— start of Records for the task —

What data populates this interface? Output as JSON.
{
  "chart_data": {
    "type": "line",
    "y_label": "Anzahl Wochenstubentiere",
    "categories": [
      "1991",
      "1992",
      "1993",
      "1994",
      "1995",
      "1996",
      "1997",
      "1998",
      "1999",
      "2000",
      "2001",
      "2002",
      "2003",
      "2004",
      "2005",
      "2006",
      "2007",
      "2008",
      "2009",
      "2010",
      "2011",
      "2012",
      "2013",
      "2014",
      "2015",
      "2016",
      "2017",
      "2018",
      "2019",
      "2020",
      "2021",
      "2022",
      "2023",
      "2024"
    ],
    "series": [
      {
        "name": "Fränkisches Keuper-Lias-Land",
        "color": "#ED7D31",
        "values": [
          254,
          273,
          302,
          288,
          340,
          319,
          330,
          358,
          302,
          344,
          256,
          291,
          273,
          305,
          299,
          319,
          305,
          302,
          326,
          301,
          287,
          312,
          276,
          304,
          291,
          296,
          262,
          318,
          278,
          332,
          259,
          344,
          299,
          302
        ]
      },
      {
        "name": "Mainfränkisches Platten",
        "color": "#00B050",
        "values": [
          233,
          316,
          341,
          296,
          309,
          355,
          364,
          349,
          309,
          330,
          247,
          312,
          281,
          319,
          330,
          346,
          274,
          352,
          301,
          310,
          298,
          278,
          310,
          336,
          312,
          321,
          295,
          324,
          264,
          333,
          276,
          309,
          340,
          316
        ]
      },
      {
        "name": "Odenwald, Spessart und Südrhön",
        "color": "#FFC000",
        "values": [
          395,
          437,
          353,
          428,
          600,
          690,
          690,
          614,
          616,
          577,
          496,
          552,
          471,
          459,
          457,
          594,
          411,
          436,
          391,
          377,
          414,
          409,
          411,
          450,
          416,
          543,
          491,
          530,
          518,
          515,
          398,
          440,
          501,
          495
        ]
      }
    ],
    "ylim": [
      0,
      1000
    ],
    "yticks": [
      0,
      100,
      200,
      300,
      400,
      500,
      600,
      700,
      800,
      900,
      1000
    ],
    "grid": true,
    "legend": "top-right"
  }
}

— end of Records for the task —

Instruction: Each entry is to be returned in full, character for character.

Right answer:
What data populates this interface? Output as JSON.
{
  "chart_data": {
    "type": "line",
    "y_label": "Anzahl Wochenstubentiere",
    "categories": [
      "1991",
      "1992",
      "1993",
      "1994",
      "1995",
      "1996",
      "1997",
      "1998",
      "1999",
      "2000",
      "2001",
      "2002",
      "2003",
      "2004",
      "2005",
      "2006",
      "2007",
      "2008",
      "2009",
      "2010",
      "2011",
      "2012",
      "2013",
      "2014",
      "2015",
      "2016",
      "2017",
      "2018",
      "2019",
      "2020",
      "2021",
      "2022",
      "2023",
      "2024"
    ],
    "series": [
      {
        "name": "Fränkisches Keuper-Lias-Land",
        "color": "#ED7D31",
        "values": [
          254,
          273,
          302,
          288,
          340,
          319,
          330,
          358,
          302,
          344,
          256,
          291,
          273,
          305,
          299,
          319,
          305,
          302,
          326,
          301,
          287,
          312,
          276,
          304,
          291,
          296,
          262,
          318,
          278,
          332,
          259,
          344,
          299,
          302
        ]
      },
      {
        "name": "Mainfränkisches Platten",
        "color": "#00B050",
        "values": [
          233,
          316,
          341,
          296,
          309,
          355,
          364,
          349,
          309,
          330,
          247,
          312,
          281,
          319,
          330,
          346,
          274,
          352,
          301,
          310,
          298,
          278,
          310,
          336,
          312,
          321,
          295,
          324,
          264,
          333,
          276,
          309,
          340,
          316
        ]
      },
      {
        "name": "Odenwald, Spessart und Südrhön",
        "color": "#FFC000",
        "values": [
          395,
          437,
          353,
          428,
          600,
          690,
          690,
          614,
          616,
          577,
          496,
          552,
          471,
          459,
          457,
          594,
          411,
          436,
          391,
          377,
          414,
          409,
          411,
          450,
          416,
          543,
          491,
          530,
          518,
          515,
          398,
          440,
          501,
          495
        ]
      }
    ],
    "ylim": [
      0,
      1000
    ],
    "yticks": [
      0,
      100,
      200,
      300,
      400,
      500,
      600,
      700,
      800,
      900,
      1000
    ],
    "grid": true,
    "legend": "top-right"
  }
}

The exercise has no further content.